*QUESTÃO BREVE A*. No texto sobre o mensalão, que partido exerce o Executivo no momento da condenação?
*QUESTÃO BREVE B*. Transcreva do texto sobre o mensalão o trecho que vai de "Finalmente fez-se justiça" até "fidelidade à Constituição.".

*TRECHO SELECIONADO*.
+ + + + + + +

Finalmente fez-se justiça no caso do mensalão.
Escrevo sem júbilo: é triste ver na cadeia gente que em outras épocas lutou com
desprendimento. Estão presos ao lado de outros que se dedicaram a encher os
bolsos ou a pagar suas campanhas à custa do dinheiro público. Mais melancólico
ainda é ver pessoas que outrora se jogavam por ideais – mesmo que controversos –
erguerem os punhos como se vivessem uma situação revolucionária, no mesmo
instante em que juram fidelidade à Constituição.
Onde
está a Revolução? Gesticulam como se fossem Lenines que receberam dinheiro sujo,
mas usaram – no para construir a “nova sociedade”. Nada disso: apenas ajudaram a
cimentar um bloco de forças que vive da mercantilização da política e do uso do
Estado para perpetuar-se no poder. De pouco serve a encenação farsesca, a não
ser para confortar quem a faz e enganar a seus seguidores mais
crédulos.
Basta de
tanto engodo. A condenação pelos crimes do mensalão se deu em plena vigência do
Estado de Direito, em um momento no qual o Executivo é exercido pelo Partido dos
Trabalhadores, cujo governo indicou a maioria dos ministros do Supremo. Não
houve desrespeito às garantias legais dos réus e ao devido processo
legal.
Então
por que a encenação? O significado é claro: eleições à vista. É preciso mentir,
autoenganar-se e repetir o mantra. Não por acaso a direção do PT amplifica a
encenação e Lula diz que a melhor resposta à condenação dos mensaleiros é
reeleger Dilma Rousseff... Tem sido sempre assim, desde a apropriação das
políticas de proteção social até a ideia esdrúxula de que a estabilização da
economia se deveu ao governo do PT. Esqueceram as palavras iradas que disseram
contra o que hoje gabam e as múltiplas ações que moveram no Supremo para
derrubar as medidas saneadoras. O que conta é a manutenção do
poder.

+ + + + + + +

*Entradas do conjunto de dados*.
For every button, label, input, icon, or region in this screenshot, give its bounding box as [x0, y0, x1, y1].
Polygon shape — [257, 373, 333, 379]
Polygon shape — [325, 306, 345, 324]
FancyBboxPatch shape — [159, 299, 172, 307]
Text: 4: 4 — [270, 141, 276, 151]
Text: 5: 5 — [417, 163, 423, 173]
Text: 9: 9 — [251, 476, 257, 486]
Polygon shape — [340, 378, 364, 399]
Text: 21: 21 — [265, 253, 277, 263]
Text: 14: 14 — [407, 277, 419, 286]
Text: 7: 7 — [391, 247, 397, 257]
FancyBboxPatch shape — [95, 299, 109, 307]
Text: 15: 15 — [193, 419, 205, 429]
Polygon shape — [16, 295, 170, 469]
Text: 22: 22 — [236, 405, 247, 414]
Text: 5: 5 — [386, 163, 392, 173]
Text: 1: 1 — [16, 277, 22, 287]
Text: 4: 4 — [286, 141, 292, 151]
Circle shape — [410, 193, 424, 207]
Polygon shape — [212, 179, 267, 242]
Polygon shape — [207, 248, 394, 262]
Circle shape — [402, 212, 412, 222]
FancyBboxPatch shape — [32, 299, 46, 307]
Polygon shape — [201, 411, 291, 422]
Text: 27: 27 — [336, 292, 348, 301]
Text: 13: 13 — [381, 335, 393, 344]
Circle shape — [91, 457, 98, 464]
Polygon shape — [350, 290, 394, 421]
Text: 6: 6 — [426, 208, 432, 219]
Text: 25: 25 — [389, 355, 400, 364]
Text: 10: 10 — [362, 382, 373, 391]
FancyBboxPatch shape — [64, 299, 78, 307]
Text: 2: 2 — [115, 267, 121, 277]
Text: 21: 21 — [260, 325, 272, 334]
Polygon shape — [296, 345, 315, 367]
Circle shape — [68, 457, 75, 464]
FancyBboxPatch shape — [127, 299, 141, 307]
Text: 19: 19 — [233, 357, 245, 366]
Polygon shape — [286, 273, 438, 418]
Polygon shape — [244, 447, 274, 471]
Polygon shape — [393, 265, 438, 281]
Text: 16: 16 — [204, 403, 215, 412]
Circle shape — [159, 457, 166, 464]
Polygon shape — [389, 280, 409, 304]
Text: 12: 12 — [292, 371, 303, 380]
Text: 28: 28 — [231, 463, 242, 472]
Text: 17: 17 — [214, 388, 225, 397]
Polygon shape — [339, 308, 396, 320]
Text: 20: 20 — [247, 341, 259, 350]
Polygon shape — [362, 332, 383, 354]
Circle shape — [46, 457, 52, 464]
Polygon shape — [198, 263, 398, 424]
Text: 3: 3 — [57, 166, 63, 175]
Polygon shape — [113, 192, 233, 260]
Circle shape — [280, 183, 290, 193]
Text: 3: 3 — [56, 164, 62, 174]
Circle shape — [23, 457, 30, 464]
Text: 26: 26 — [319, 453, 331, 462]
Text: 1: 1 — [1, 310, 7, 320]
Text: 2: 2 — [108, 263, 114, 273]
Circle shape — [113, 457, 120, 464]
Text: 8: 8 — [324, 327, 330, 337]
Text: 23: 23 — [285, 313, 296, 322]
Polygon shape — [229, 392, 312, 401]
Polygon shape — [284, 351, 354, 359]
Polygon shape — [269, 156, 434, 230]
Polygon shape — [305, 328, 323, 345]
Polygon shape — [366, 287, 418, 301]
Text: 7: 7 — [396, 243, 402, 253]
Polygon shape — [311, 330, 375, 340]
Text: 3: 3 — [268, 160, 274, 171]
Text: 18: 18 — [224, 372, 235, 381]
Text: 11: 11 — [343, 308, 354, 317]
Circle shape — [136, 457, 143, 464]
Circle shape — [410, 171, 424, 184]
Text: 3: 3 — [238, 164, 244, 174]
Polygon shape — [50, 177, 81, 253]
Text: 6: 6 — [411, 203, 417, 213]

+ + + + + + +

*RESPOSTA A*. O Partido dos Trabalhadores.

*RESPOSTA B*.
Finalmente fez-se justiça no caso do mensalão.
Escrevo sem júbilo: é triste ver na cadeia gente que em outras épocas lutou com
desprendimento. Estão presos ao lado de outros que se dedicaram a encher os
bolsos ou a pagar suas campanhas à custa do dinheiro público. Mais melancólico
ainda é ver pessoas que outrora se jogavam por ideais – mesmo que controversos –
erguerem os punhos como se vivessem uma situação revolucionária, no mesmo
instante em que juram fidelidade à Constituição.